** DATA PROVIDED **
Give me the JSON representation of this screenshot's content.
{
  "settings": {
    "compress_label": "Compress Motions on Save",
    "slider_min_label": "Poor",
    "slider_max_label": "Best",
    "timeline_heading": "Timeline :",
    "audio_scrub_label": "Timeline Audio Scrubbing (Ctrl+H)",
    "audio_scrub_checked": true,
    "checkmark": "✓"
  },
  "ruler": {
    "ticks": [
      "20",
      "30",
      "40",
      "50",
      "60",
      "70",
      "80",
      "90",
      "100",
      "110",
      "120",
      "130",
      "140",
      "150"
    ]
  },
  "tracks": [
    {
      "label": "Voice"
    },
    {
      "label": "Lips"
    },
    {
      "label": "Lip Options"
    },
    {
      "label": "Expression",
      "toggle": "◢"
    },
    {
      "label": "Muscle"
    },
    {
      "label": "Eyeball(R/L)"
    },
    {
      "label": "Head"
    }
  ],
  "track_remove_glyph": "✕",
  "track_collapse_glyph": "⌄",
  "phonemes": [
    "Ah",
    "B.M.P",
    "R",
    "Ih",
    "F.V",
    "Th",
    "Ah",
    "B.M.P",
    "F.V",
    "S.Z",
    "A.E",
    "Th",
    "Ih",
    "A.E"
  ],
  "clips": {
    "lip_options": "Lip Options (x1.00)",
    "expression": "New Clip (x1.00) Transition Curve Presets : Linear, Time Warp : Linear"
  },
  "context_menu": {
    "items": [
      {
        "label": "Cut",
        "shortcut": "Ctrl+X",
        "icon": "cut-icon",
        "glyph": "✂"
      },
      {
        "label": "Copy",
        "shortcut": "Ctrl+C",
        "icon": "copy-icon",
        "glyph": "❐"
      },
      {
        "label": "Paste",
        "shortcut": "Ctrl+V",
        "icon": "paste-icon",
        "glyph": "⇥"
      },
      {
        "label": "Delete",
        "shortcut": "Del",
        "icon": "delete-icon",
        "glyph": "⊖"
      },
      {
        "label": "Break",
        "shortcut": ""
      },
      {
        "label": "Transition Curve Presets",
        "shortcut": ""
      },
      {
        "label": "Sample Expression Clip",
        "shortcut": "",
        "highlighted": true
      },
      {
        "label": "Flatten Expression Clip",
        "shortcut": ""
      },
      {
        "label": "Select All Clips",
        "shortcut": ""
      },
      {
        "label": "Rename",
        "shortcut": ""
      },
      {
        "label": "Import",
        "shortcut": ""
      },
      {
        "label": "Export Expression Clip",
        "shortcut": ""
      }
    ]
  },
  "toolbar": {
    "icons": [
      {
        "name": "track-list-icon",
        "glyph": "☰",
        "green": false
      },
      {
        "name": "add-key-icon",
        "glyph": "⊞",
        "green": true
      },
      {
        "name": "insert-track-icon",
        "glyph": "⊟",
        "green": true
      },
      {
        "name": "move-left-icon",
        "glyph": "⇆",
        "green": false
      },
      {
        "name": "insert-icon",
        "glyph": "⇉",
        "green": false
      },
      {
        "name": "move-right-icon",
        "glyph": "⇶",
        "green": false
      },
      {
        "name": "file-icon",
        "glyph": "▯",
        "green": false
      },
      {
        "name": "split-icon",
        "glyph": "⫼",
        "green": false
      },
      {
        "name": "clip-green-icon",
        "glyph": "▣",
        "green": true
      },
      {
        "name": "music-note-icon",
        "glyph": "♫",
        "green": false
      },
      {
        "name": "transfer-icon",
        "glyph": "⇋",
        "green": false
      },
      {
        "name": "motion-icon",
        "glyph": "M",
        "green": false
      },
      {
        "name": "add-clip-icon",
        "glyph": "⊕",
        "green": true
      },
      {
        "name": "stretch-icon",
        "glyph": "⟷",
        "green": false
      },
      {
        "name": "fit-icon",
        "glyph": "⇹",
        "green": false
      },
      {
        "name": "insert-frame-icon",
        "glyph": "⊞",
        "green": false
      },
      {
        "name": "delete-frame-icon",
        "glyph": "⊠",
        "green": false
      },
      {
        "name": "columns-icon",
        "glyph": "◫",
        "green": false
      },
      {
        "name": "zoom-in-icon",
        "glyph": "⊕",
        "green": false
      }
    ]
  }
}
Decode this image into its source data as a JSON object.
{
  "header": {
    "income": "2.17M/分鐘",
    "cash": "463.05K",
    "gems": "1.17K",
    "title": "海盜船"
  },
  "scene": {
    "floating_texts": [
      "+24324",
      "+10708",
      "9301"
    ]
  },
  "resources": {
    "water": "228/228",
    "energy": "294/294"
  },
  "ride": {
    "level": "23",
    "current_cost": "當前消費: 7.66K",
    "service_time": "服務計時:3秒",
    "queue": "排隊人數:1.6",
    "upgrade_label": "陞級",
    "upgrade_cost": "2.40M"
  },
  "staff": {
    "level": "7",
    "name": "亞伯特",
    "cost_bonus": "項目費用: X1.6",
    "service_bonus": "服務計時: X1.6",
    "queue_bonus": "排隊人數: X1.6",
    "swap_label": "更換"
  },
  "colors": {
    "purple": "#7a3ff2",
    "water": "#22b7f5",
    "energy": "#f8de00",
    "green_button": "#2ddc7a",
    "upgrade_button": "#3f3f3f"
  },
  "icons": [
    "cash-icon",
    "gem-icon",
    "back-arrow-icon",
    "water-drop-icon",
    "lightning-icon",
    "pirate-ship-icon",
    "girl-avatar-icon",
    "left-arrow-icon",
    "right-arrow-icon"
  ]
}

** DIRECTIONS FOR THIS TASK **
Write out the data exactly as it stands.

** SOLUTION FOR THIS PROBLEM **
Give me the JSON representation of this screenshot's content.
{
  "settings": {
    "compress_label": "Compress Motions on Save",
    "slider_min_label": "Poor",
    "slider_max_label": "Best",
    "timeline_heading": "Timeline :",
    "audio_scrub_label": "Timeline Audio Scrubbing (Ctrl+H)",
    "audio_scrub_checked": true,
    "checkmark": "✓"
  },
  "ruler": {
    "ticks": [
      "20",
      "30",
      "40",
      "50",
      "60",
      "70",
      "80",
      "90",
      "100",
      "110",
      "120",
      "130",
      "140",
      "150"
    ]
  },
  "tracks": [
    {
      "label": "Voice"
    },
    {
      "label": "Lips"
    },
    {
      "label": "Lip Options"
    },
    {
      "label": "Expression",
      "toggle": "◢"
    },
    {
      "label": "Muscle"
    },
    {
      "label": "Eyeball(R/L)"
    },
    {
      "label": "Head"
    }
  ],
  "track_remove_glyph": "✕",
  "track_collapse_glyph": "⌄",
  "phonemes": [
    "Ah",
    "B.M.P",
    "R",
    "Ih",
    "F.V",
    "Th",
    "Ah",
    "B.M.P",
    "F.V",
    "S.Z",
    "A.E",
    "Th",
    "Ih",
    "A.E"
  ],
  "clips": {
    "lip_options": "Lip Options (x1.00)",
    "expression": "New Clip (x1.00) Transition Curve Presets : Linear, Time Warp : Linear"
  },
  "context_menu": {
    "items": [
      {
        "label": "Cut",
        "shortcut": "Ctrl+X",
        "icon": "cut-icon",
        "glyph": "✂"
      },
      {
        "label": "Copy",
        "shortcut": "Ctrl+C",
        "icon": "copy-icon",
        "glyph": "❐"
      },
      {
        "label": "Paste",
        "shortcut": "Ctrl+V",
        "icon": "paste-icon",
        "glyph": "⇥"
      },
      {
        "label": "Delete",
        "shortcut": "Del",
        "icon": "delete-icon",
        "glyph": "⊖"
      },
      {
        "label": "Break",
        "shortcut": ""
      },
      {
        "label": "Transition Curve Presets",
        "shortcut": ""
      },
      {
        "label": "Sample Expression Clip",
        "shortcut": "",
        "highlighted": true
      },
      {
        "label": "Flatten Expression Clip",
        "shortcut": ""
      },
      {
        "label": "Select All Clips",
        "shortcut": ""
      },
      {
        "label": "Rename",
        "shortcut": ""
      },
      {
        "label": "Import",
        "shortcut": ""
      },
      {
        "label": "Export Expression Clip",
        "shortcut": ""
      }
    ]
  },
  "toolbar": {
    "icons": [
      {
        "name": "track-list-icon",
        "glyph": "☰",
        "green": false
      },
      {
        "name": "add-key-icon",
        "glyph": "⊞",
        "green": true
      },
      {
        "name": "insert-track-icon",
        "glyph": "⊟",
        "green": true
      },
      {
        "name": "move-left-icon",
        "glyph": "⇆",
        "green": false
      },
      {
        "name": "insert-icon",
        "glyph": "⇉",
        "green": false
      },
      {
        "name": "move-right-icon",
        "glyph": "⇶",
        "green": false
      },
      {
        "name": "file-icon",
        "glyph": "▯",
        "green": false
      },
      {
        "name": "split-icon",
        "glyph": "⫼",
        "green": false
      },
      {
        "name": "clip-green-icon",
        "glyph": "▣",
        "green": true
      },
      {
        "name": "music-note-icon",
        "glyph": "♫",
        "green": false
      },
      {
        "name": "transfer-icon",
        "glyph": "⇋",
        "green": false
      },
      {
        "name": "motion-icon",
        "glyph": "M",
        "green": false
      },
      {
        "name": "add-clip-icon",
        "glyph": "⊕",
        "green": true
      },
      {
        "name": "stretch-icon",
        "glyph": "⟷",
        "green": false
      },
      {
        "name": "fit-icon",
        "glyph": "⇹",
        "green": false
      },
      {
        "name": "insert-frame-icon",
        "glyph": "⊞",
        "green": false
      },
      {
        "name": "delete-frame-icon",
        "glyph": "⊠",
        "green": false
      },
      {
        "name": "columns-icon",
        "glyph": "◫",
        "green": false
      },
      {
        "name": "zoom-in-icon",
        "glyph": "⊕",
        "green": false
      }
    ]
  }
}
Decode this image into its source data as a JSON object.
{
  "header": {
    "income": "2.17M/分鐘",
    "cash": "463.05K",
    "gems": "1.17K",
    "title": "海盜船"
  },
  "scene": {
    "floating_texts": [
      "+24324",
      "+10708",
      "9301"
    ]
  },
  "resources": {
    "water": "228/228",
    "energy": "294/294"
  },
  "ride": {
    "level": "23",
    "current_cost": "當前消費: 7.66K",
    "service_time": "服務計時:3秒",
    "queue": "排隊人數:1.6",
    "upgrade_label": "陞級",
    "upgrade_cost": "2.40M"
  },
  "staff": {
    "level": "7",
    "name": "亞伯特",
    "cost_bonus": "項目費用: X1.6",
    "service_bonus": "服務計時: X1.6",
    "queue_bonus": "排隊人數: X1.6",
    "swap_label": "更換"
  },
  "colors": {
    "purple": "#7a3ff2",
    "water": "#22b7f5",
    "energy": "#f8de00",
    "green_button": "#2ddc7a",
    "upgrade_button": "#3f3f3f"
  },
  "icons": [
    "cash-icon",
    "gem-icon",
    "back-arrow-icon",
    "water-drop-icon",
    "lightning-icon",
    "pirate-ship-icon",
    "girl-avatar-icon",
    "left-arrow-icon",
    "right-arrow-icon"
  ]
}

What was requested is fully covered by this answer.